• TASKS TO PERFORM:
a) Translate this sentence from the mailing-list post about the HBase map job into Spanish: "The job seems to progress without any trouble at first, but after about 5~7 minutes when little over 50% of map tasks complete, I suddenly see a lot of LeaseExceptions and the job ultimately fails."
b) Pick up the mailing-list post about the HBase map job failing with LeaseException at the point where it stops, and write what comes next.

>> BEGIN EXCERPT TO READ

You are viewing a plain text version of this content. The canonical link for it is here.
Posted to user@hbase.apache.org by 최우용 <oo...@gmail.com> on 2012/07/11 10:23:52 UTC

Mapred job failing with LeaseException

Hi,

I'm running a cluster of few hundred servers with Cloudera's CDH3u4
HBase+Hadoop.
and having trouble with what I think is a simple map job which uses
HBase table as an input.
My mapper code is org.apache.hadoop.hbase.mapreduce.Export with a few
SingleColumnValueFilter(i.e. a FilterList) added to the Scan object.
The job seems to progress without any trouble at first, but after
about 5~7 minutes when little over 50% of map tasks complete,
I suddenly see a lot of LeaseExceptions and the job ultimately fails.

Here's the stack print I see on my failed tasks:

org.apache.hadoop.hbase.regionserver.LeaseException:
org.apache.hadoop.hbase.regionserver.LeaseException: lease
'7595201038414594449' does not exist at
org.apache.hadoop.hbase.regionserver.Leases.removeLease(Leases.java:230) at
org.apache.hadoop.hbase.regionserver.HRegionServer.next(HRegionServer.java:1881)

>> END EXCERPT TO READ
>> BEGIN RAW DATA

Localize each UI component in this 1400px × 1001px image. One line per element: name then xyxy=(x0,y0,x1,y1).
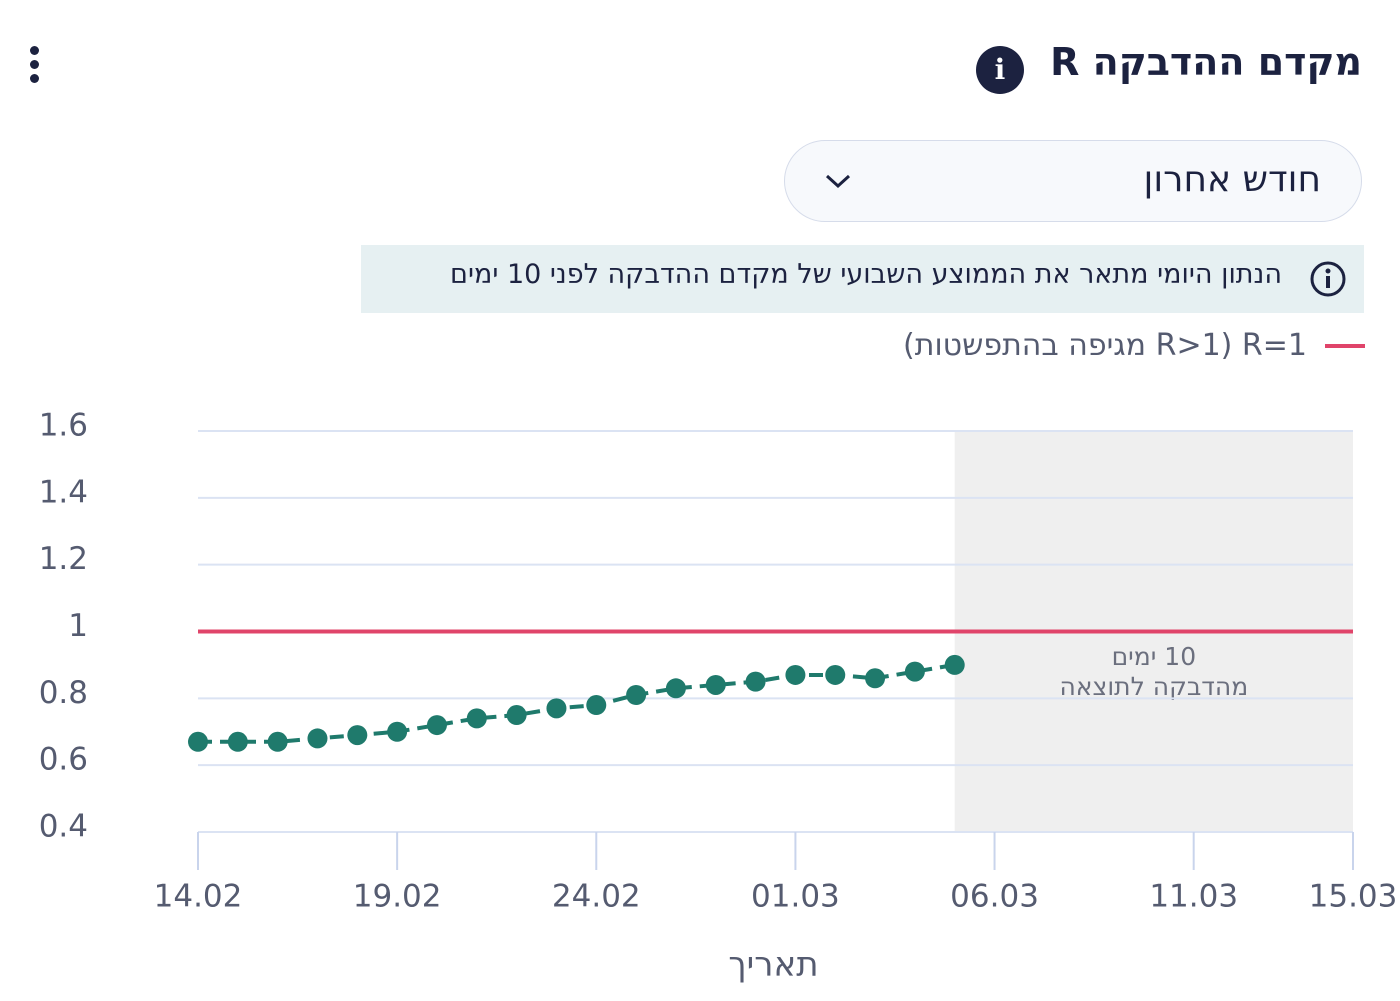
y-tick-label: 0.4 xyxy=(39,809,88,845)
period-dropdown[interactable]: חודש אחרון xyxy=(784,140,1362,222)
data-point xyxy=(865,668,886,689)
data-point xyxy=(626,684,647,705)
x-tick-label: 01.03 xyxy=(751,879,840,915)
y-tick-label: 0.8 xyxy=(39,675,88,711)
data-point xyxy=(188,731,208,752)
y-tick-label: 1 xyxy=(68,608,88,644)
data-point xyxy=(586,695,607,716)
y-tick-label: 1.2 xyxy=(39,541,88,577)
data-point xyxy=(506,705,527,726)
data-point xyxy=(387,721,408,742)
x-tick-label: 06.03 xyxy=(950,879,1039,915)
x-tick-label: 11.03 xyxy=(1149,879,1238,915)
note-icon xyxy=(1310,261,1346,297)
data-point xyxy=(307,728,328,749)
menu-button[interactable] xyxy=(30,46,42,88)
note-text: הנתון היומי מתאר את הממוצע השבועי של מקד… xyxy=(450,259,1282,290)
data-point xyxy=(825,664,846,685)
data-point xyxy=(705,674,726,695)
data-point xyxy=(944,654,965,675)
x-tick-label: 14.02 xyxy=(154,879,243,915)
data-point xyxy=(665,678,686,699)
y-tick-label: 0.6 xyxy=(39,742,88,778)
data-point xyxy=(745,671,766,692)
legend-swatch xyxy=(1325,343,1365,348)
x-tick-label: 24.02 xyxy=(552,879,641,915)
title: מקדם ההדבקה R xyxy=(1050,40,1362,84)
data-point xyxy=(227,731,248,752)
data-point xyxy=(347,725,368,746)
legend-text: R=1 (R>1 מגיפה בהתפשטות) xyxy=(903,328,1307,363)
data-point xyxy=(426,715,447,736)
info-note: הנתון היומי מתאר את הממוצע השבועי של מקד… xyxy=(361,245,1364,313)
data-point xyxy=(466,708,487,729)
region-label: מהדבקה לתוצאה xyxy=(1059,672,1248,701)
dropdown-arrow xyxy=(825,174,851,189)
x-axis-title: תאריך xyxy=(728,945,818,985)
forecast-region xyxy=(954,431,1353,832)
data-point xyxy=(785,664,806,685)
series-line xyxy=(198,662,956,744)
data-point xyxy=(267,731,288,752)
dropdown-text: חודש אחרון xyxy=(1143,159,1321,200)
x-tick-label: 15.03 xyxy=(1309,879,1398,915)
y-tick-label: 1.4 xyxy=(39,474,88,510)
info-icon[interactable]: i xyxy=(976,46,1024,94)
data-point xyxy=(904,661,925,682)
data-point xyxy=(546,698,567,719)
y-tick-label: 1.6 xyxy=(39,408,88,444)
region-label: 10 ימים xyxy=(1112,642,1197,671)
x-tick-label: 19.02 xyxy=(353,879,442,915)
legend: R=1 (R>1 מגיפה בהתפשטות) xyxy=(903,328,1365,363)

>> END RAW DATA

• RESULTS OF THE EXERCISE:
a) Al principio el trabajo parece avanzar sin ningún problema, pero después de unos 5~7 minutos, cuando se ha completado algo más del 50 % de las tareas de map, de repente veo muchas LeaseExceptions y el trabajo acaba fallando.

b)
at
sun.reflect.GeneratedMethodAccessor20.invoke(Unknown Source) at
sun.reflect.DelegatingMethodAccessorImpl.invoke(DelegatingMethodAccessorImpl.java:25)
at
java.lang.reflect.Method.invoke(Method.java:597) at
org.apache.hadoop.hbase.ipc.HBaseRPC$Server.call(HBaseRPC.java:570) at
org.apache.hadoop.hbase.ipc.HBaseServer$Handler.run(HBaseServer.java:1039) at
sun.reflect.NativeConstructorAccessorImpl.newInstance0(Native Method) at
sun.reflect.NativeConstructorAccessorImpl.newInstance(NativeConstructorAccessorImpl.java:39)
at
sun.reflect.DelegatingConstructorAccessorImpl.newInstance(DelegatingConstructorAccessorImpl.java:27)
at
java.lang.reflect.Constructor.newInstance(Constructor.java:513) at

I kind of had a similar problem when I was scanning a particular
region using ResultScanner in a single-threaded manner with the same
filters mentioned above
but I assumed it wouldn't be a problem in mapred since it's more
resilient to single task errors.

I tried row caching with Scan.setCaching(), lowered
mapred.tasktracker.map.tasks.maximum property in hopes of reducing the
total loads on region servers, but nothing worked.

Could this be a filter performance problem preventing region servers
from responding before lease expiration?
Or maybe a long sequence of rows don't match my filter list and the
lease expires before it finally hits the one that does.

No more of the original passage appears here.